**Short problem**: Could you write out every record below exactly, leaving out any pictures?

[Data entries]
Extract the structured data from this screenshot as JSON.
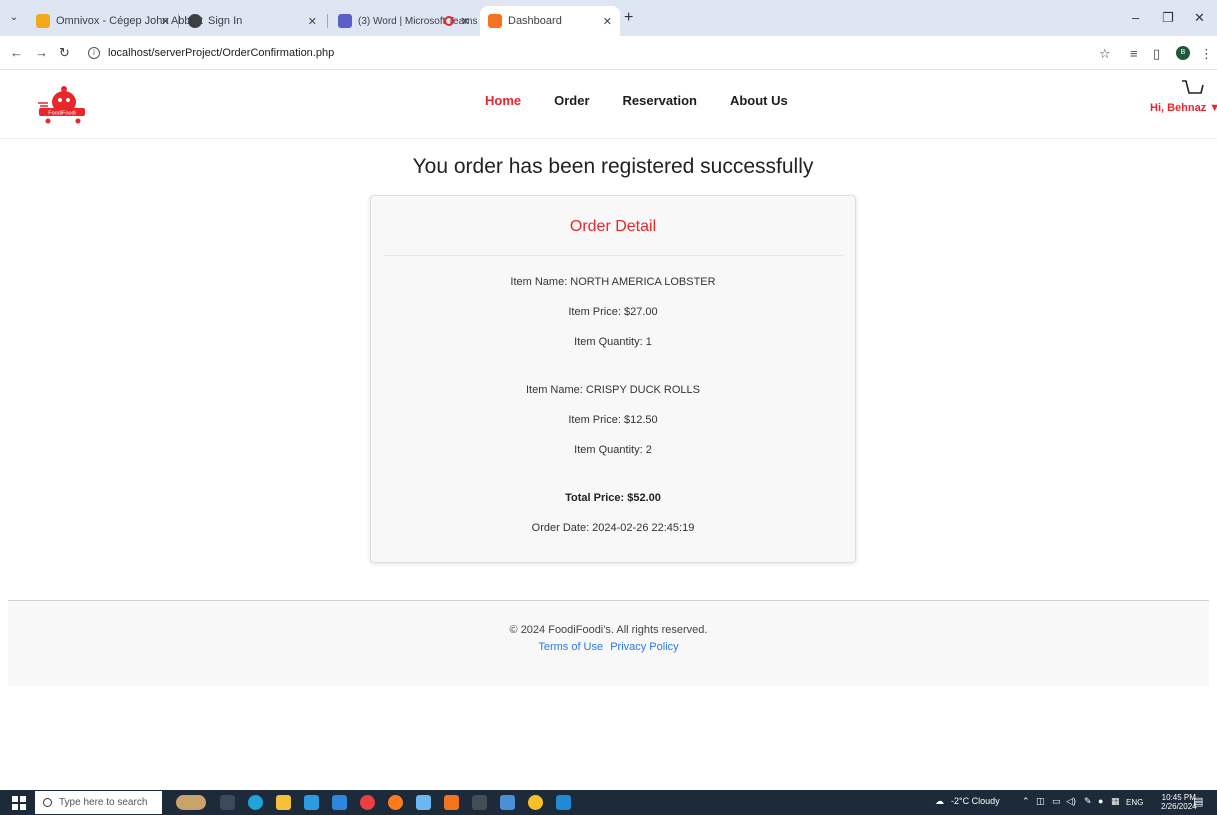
{
  "browser": {
    "tabs": [
      {
        "label": "Omnivox - Cégep John Abbott"
      },
      {
        "label": "Sign In"
      },
      {
        "label": "(3) Word | Microsoft Teams"
      },
      {
        "label": "Dashboard"
      }
    ],
    "url": "localhost/serverProject/OrderConfirmation.php",
    "profile_initial": "B"
  },
  "header": {
    "logo_text": "FoodiFoodi",
    "nav": [
      {
        "label": "Home",
        "active": true
      },
      {
        "label": "Order"
      },
      {
        "label": "Reservation"
      },
      {
        "label": "About Us"
      }
    ],
    "greeting": "Hi, Behnaz ▼"
  },
  "main": {
    "headline": "You order has been registered successfully",
    "card_title": "Order Detail",
    "items": [
      {
        "name": "Item Name: NORTH AMERICA LOBSTER",
        "price": "Item Price: $27.00",
        "quantity": "Item Quantity: 1"
      },
      {
        "name": "Item Name: CRISPY DUCK ROLLS",
        "price": "Item Price: $12.50",
        "quantity": "Item Quantity: 2"
      }
    ],
    "total": "Total Price: $52.00",
    "order_date": "Order Date: 2024-02-26 22:45:19"
  },
  "footer": {
    "copyright": "© 2024 FoodiFoodi's. All rights reserved.",
    "terms": "Terms of Use",
    "privacy": "Privacy Policy"
  },
  "taskbar": {
    "search_placeholder": "Type here to search",
    "weather": "-2°C Cloudy",
    "lang": "ENG",
    "time": "10:45 PM",
    "date": "2/26/2024"
  },
  "colors": {
    "accent": "#e8262c",
    "link": "#2a7ae2",
    "taskbar": "#1c2a3a"
  }
}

**Result below**:
Extract the structured data from this screenshot as JSON.
{
  "browser": {
    "tabs": [
      {
        "label": "Omnivox - Cégep John Abbott"
      },
      {
        "label": "Sign In"
      },
      {
        "label": "(3) Word | Microsoft Teams"
      },
      {
        "label": "Dashboard"
      }
    ],
    "url": "localhost/serverProject/OrderConfirmation.php",
    "profile_initial": "B"
  },
  "header": {
    "logo_text": "FoodiFoodi",
    "nav": [
      {
        "label": "Home",
        "active": true
      },
      {
        "label": "Order"
      },
      {
        "label": "Reservation"
      },
      {
        "label": "About Us"
      }
    ],
    "greeting": "Hi, Behnaz ▼"
  },
  "main": {
    "headline": "You order has been registered successfully",
    "card_title": "Order Detail",
    "items": [
      {
        "name": "Item Name: NORTH AMERICA LOBSTER",
        "price": "Item Price: $27.00",
        "quantity": "Item Quantity: 1"
      },
      {
        "name": "Item Name: CRISPY DUCK ROLLS",
        "price": "Item Price: $12.50",
        "quantity": "Item Quantity: 2"
      }
    ],
    "total": "Total Price: $52.00",
    "order_date": "Order Date: 2024-02-26 22:45:19"
  },
  "footer": {
    "copyright": "© 2024 FoodiFoodi's. All rights reserved.",
    "terms": "Terms of Use",
    "privacy": "Privacy Policy"
  },
  "taskbar": {
    "search_placeholder": "Type here to search",
    "weather": "-2°C Cloudy",
    "lang": "ENG",
    "time": "10:45 PM",
    "date": "2/26/2024"
  },
  "colors": {
    "accent": "#e8262c",
    "link": "#2a7ae2",
    "taskbar": "#1c2a3a"
  }
}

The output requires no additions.